Show all lines that include the string "temperature"; copy each one.

· · ·

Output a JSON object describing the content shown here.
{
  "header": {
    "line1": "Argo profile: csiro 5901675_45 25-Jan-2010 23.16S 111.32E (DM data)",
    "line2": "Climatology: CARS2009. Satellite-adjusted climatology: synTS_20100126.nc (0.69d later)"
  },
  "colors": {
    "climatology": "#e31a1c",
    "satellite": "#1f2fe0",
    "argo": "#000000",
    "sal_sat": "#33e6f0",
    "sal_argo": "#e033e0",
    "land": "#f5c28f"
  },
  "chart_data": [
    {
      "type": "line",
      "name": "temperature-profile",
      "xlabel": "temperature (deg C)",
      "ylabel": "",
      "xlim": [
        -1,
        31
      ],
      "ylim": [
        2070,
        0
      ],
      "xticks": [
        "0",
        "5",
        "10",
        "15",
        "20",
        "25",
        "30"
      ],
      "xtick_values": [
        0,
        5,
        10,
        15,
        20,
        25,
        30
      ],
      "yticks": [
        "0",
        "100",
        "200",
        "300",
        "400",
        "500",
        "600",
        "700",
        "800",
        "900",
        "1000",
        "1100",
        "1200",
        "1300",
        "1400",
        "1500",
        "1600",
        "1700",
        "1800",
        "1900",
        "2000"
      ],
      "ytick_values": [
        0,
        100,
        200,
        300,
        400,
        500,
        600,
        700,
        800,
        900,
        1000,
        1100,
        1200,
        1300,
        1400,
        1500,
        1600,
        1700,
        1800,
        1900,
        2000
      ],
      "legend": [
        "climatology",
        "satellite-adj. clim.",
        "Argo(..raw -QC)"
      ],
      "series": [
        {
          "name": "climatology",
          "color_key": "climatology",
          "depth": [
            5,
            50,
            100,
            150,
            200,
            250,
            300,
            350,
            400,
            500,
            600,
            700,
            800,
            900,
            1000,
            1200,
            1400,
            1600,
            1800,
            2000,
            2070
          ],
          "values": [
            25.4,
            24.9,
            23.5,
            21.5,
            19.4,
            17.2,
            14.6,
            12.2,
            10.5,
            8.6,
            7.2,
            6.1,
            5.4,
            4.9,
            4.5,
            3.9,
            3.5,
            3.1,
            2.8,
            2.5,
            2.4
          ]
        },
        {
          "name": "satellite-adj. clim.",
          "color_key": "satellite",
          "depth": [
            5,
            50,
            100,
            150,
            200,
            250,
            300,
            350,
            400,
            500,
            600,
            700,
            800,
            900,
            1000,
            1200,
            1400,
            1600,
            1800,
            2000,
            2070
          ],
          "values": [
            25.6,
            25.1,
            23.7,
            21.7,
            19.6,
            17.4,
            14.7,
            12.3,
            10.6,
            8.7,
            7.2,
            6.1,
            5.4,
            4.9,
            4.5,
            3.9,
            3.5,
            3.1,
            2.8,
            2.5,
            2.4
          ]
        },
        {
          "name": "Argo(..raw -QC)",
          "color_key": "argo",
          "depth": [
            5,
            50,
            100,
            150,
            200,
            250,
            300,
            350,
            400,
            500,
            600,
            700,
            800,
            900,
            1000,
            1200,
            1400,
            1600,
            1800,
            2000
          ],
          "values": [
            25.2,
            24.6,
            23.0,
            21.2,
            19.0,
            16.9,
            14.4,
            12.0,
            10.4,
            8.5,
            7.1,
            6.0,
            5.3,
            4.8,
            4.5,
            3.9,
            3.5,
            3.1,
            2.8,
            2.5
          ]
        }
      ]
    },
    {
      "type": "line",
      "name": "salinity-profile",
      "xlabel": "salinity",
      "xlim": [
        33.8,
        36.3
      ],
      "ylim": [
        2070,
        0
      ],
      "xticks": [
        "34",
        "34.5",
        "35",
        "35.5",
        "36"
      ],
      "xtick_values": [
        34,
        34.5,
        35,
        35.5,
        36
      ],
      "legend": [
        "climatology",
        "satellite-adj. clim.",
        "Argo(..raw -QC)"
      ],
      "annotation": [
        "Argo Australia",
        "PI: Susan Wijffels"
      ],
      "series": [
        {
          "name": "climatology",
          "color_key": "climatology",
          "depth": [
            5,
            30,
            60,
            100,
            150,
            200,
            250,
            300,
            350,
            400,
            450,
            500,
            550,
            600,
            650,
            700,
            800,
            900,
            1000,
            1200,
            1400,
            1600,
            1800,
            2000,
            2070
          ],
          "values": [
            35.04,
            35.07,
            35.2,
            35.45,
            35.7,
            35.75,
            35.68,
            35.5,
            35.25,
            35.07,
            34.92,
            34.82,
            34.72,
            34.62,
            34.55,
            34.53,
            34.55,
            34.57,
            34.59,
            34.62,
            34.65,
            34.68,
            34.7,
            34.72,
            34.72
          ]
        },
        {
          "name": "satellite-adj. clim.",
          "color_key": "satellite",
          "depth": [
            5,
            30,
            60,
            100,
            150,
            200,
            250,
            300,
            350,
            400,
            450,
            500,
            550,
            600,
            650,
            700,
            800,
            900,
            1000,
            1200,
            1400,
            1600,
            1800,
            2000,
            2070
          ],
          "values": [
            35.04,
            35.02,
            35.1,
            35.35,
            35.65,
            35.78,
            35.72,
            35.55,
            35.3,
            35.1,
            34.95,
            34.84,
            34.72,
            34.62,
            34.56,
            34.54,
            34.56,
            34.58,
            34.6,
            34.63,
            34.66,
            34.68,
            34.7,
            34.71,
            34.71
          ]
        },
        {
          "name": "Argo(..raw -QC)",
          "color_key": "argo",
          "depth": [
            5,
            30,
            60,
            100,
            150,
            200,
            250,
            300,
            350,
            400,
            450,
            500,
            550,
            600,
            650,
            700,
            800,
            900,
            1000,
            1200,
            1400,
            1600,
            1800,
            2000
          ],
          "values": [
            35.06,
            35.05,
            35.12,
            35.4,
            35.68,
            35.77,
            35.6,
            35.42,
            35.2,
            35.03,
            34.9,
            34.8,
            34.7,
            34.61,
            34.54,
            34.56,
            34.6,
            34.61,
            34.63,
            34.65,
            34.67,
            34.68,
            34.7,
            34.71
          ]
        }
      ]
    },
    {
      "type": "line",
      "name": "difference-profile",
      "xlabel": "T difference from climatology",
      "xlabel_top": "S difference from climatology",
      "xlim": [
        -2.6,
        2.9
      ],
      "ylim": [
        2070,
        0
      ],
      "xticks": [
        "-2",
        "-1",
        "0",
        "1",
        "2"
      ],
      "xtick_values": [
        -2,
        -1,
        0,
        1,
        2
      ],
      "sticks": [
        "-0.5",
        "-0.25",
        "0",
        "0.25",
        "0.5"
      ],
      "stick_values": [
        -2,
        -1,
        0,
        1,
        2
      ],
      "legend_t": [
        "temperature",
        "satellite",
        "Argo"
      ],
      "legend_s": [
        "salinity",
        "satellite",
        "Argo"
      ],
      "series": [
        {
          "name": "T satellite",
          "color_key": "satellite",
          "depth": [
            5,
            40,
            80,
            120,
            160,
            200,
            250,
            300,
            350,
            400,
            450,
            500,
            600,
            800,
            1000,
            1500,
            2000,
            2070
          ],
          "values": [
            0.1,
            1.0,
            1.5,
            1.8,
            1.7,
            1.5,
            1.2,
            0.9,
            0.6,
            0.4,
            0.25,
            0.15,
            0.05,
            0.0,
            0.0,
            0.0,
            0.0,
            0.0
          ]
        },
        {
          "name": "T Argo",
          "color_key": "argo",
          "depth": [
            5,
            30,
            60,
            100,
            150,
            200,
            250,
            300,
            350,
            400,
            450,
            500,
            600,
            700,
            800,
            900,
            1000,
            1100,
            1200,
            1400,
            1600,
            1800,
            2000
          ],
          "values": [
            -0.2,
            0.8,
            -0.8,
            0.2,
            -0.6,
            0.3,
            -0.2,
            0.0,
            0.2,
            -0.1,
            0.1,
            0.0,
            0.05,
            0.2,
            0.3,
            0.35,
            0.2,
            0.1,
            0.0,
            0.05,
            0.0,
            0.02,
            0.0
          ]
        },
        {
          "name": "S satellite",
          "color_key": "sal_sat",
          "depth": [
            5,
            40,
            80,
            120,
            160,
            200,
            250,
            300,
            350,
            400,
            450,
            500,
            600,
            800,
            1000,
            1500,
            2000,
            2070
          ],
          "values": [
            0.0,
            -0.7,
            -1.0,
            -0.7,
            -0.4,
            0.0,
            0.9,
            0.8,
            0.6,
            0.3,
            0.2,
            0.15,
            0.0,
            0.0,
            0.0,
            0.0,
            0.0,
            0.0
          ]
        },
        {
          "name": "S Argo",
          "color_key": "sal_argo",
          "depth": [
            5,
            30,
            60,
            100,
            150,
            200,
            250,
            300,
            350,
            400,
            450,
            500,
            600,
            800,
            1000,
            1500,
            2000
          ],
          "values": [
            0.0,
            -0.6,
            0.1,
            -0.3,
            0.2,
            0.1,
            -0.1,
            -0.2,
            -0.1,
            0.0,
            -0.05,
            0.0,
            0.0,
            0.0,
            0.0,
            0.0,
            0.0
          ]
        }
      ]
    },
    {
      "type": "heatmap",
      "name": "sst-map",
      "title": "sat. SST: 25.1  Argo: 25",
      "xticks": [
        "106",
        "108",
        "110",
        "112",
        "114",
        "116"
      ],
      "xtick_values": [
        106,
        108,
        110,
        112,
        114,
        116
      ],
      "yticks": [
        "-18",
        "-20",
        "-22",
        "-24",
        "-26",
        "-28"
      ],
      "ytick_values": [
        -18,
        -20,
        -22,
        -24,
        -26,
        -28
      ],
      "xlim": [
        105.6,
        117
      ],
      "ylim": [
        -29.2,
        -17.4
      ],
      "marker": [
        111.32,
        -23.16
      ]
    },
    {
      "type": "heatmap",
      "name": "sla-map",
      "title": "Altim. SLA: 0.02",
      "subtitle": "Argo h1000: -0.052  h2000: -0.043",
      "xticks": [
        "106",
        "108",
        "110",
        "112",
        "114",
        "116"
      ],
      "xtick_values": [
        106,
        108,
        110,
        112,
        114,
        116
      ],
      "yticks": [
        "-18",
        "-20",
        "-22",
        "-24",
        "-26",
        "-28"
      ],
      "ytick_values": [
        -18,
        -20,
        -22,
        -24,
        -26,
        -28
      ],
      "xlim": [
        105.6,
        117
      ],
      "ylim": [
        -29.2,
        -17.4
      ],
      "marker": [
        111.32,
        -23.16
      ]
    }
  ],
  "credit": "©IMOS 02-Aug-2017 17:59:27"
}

· · ·

# [COMPLETE ANSWER]
      "name": "temperature-profile",
      "xlabel": "temperature (deg C)",
        "temperature",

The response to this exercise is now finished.